### Written problem
Write each line out exactly, leaving none out.

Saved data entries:

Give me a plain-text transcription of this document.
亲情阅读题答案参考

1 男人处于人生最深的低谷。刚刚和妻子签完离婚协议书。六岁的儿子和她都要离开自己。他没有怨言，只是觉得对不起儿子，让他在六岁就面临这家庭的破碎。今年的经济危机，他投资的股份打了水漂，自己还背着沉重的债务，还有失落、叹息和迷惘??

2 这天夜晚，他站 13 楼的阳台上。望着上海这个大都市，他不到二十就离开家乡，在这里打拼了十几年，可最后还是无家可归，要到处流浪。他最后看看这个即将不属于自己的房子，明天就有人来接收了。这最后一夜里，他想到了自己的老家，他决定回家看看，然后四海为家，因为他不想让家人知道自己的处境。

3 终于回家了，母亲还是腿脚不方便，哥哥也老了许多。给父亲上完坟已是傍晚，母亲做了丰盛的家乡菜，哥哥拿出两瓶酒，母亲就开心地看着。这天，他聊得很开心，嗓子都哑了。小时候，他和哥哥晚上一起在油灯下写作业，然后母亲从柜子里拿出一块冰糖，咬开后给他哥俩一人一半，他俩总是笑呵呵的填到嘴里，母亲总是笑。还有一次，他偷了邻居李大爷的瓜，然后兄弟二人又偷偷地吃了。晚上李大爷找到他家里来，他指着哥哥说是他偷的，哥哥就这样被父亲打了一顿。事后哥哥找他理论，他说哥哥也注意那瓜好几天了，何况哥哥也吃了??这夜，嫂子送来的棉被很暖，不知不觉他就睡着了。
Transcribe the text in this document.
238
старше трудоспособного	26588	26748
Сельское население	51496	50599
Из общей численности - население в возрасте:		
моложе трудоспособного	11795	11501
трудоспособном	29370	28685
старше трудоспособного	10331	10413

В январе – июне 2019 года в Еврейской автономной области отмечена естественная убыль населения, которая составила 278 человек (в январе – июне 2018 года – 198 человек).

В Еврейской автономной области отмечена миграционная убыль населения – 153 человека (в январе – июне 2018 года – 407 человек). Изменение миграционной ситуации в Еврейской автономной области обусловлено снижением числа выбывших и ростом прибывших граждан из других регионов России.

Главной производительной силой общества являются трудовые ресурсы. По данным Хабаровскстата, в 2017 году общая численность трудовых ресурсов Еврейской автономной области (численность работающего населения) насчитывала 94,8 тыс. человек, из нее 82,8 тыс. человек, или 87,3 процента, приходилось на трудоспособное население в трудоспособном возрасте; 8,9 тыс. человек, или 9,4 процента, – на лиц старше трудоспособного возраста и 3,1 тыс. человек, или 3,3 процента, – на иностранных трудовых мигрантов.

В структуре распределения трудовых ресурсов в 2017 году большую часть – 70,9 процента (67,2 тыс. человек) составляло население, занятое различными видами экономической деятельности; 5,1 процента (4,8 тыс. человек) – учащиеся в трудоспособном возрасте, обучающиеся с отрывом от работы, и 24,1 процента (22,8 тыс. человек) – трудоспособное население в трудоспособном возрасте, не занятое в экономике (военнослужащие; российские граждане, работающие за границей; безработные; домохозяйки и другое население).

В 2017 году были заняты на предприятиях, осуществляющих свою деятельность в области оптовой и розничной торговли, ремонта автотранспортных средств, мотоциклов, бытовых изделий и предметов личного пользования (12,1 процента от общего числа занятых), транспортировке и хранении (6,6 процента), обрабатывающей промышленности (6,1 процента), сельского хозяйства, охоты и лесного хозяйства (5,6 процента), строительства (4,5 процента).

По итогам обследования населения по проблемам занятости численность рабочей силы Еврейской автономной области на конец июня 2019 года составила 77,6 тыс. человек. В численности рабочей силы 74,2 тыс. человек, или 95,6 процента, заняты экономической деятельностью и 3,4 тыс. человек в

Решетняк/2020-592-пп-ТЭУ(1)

### Result for this task
Give me a plain-text transcription of this document.
亲情阅读题答案参考

1 男人处于人生最深的低谷。刚刚和妻子签完离婚协议书。六岁的儿子和她都要离开自己。他没有怨言，只是觉得对不起儿子，让他在六岁就面临这家庭的破碎。今年的经济危机，他投资的股份打了水漂，自己还背着沉重的债务，还有失落、叹息和迷惘??

2 这天夜晚，他站 13 楼的阳台上。望着上海这个大都市，他不到二十就离开家乡，在这里打拼了十几年，可最后还是无家可归，要到处流浪。他最后看看这个即将不属于自己的房子，明天就有人来接收了。这最后一夜里，他想到了自己的老家，他决定回家看看，然后四海为家，因为他不想让家人知道自己的处境。

3 终于回家了，母亲还是腿脚不方便，哥哥也老了许多。给父亲上完坟已是傍晚，母亲做了丰盛的家乡菜，哥哥拿出两瓶酒，母亲就开心地看着。这天，他聊得很开心，嗓子都哑了。小时候，他和哥哥晚上一起在油灯下写作业，然后母亲从柜子里拿出一块冰糖，咬开后给他哥俩一人一半，他俩总是笑呵呵的填到嘴里，母亲总是笑。还有一次，他偷了邻居李大爷的瓜，然后兄弟二人又偷偷地吃了。晚上李大爷找到他家里来，他指着哥哥说是他偷的，哥哥就这样被父亲打了一顿。事后哥哥找他理论，他说哥哥也注意那瓜好几天了，何况哥哥也吃了??这夜，嫂子送来的棉被很暖，不知不觉他就睡着了。
Transcribe the text in this document.
238
старше трудоспособного	26588	26748
Сельское население	51496	50599
Из общей численности - население в возрасте:		
моложе трудоспособного	11795	11501
трудоспособном	29370	28685
старше трудоспособного	10331	10413

В январе – июне 2019 года в Еврейской автономной области отмечена естественная убыль населения, которая составила 278 человек (в январе – июне 2018 года – 198 человек).

В Еврейской автономной области отмечена миграционная убыль населения – 153 человека (в январе – июне 2018 года – 407 человек). Изменение миграционной ситуации в Еврейской автономной области обусловлено снижением числа выбывших и ростом прибывших граждан из других регионов России.

Главной производительной силой общества являются трудовые ресурсы. По данным Хабаровскстата, в 2017 году общая численность трудовых ресурсов Еврейской автономной области (численность работающего населения) насчитывала 94,8 тыс. человек, из нее 82,8 тыс. человек, или 87,3 процента, приходилось на трудоспособное население в трудоспособном возрасте; 8,9 тыс. человек, или 9,4 процента, – на лиц старше трудоспособного возраста и 3,1 тыс. человек, или 3,3 процента, – на иностранных трудовых мигрантов.

В структуре распределения трудовых ресурсов в 2017 году большую часть – 70,9 процента (67,2 тыс. человек) составляло население, занятое различными видами экономической деятельности; 5,1 процента (4,8 тыс. человек) – учащиеся в трудоспособном возрасте, обучающиеся с отрывом от работы, и 24,1 процента (22,8 тыс. человек) – трудоспособное население в трудоспособном возрасте, не занятое в экономике (военнослужащие; российские граждане, работающие за границей; безработные; домохозяйки и другое население).

В 2017 году были заняты на предприятиях, осуществляющих свою деятельность в области оптовой и розничной торговли, ремонта автотранспортных средств, мотоциклов, бытовых изделий и предметов личного пользования (12,1 процента от общего числа занятых), транспортировке и хранении (6,6 процента), обрабатывающей промышленности (6,1 процента), сельского хозяйства, охоты и лесного хозяйства (5,6 процента), строительства (4,5 процента).

По итогам обследования населения по проблемам занятости численность рабочей силы Еврейской автономной области на конец июня 2019 года составила 77,6 тыс. человек. В численности рабочей силы 74,2 тыс. человек, или 95,6 процента, заняты экономической деятельностью и 3,4 тыс. человек в

Решетняк/2020-592-пп-ТЭУ(1)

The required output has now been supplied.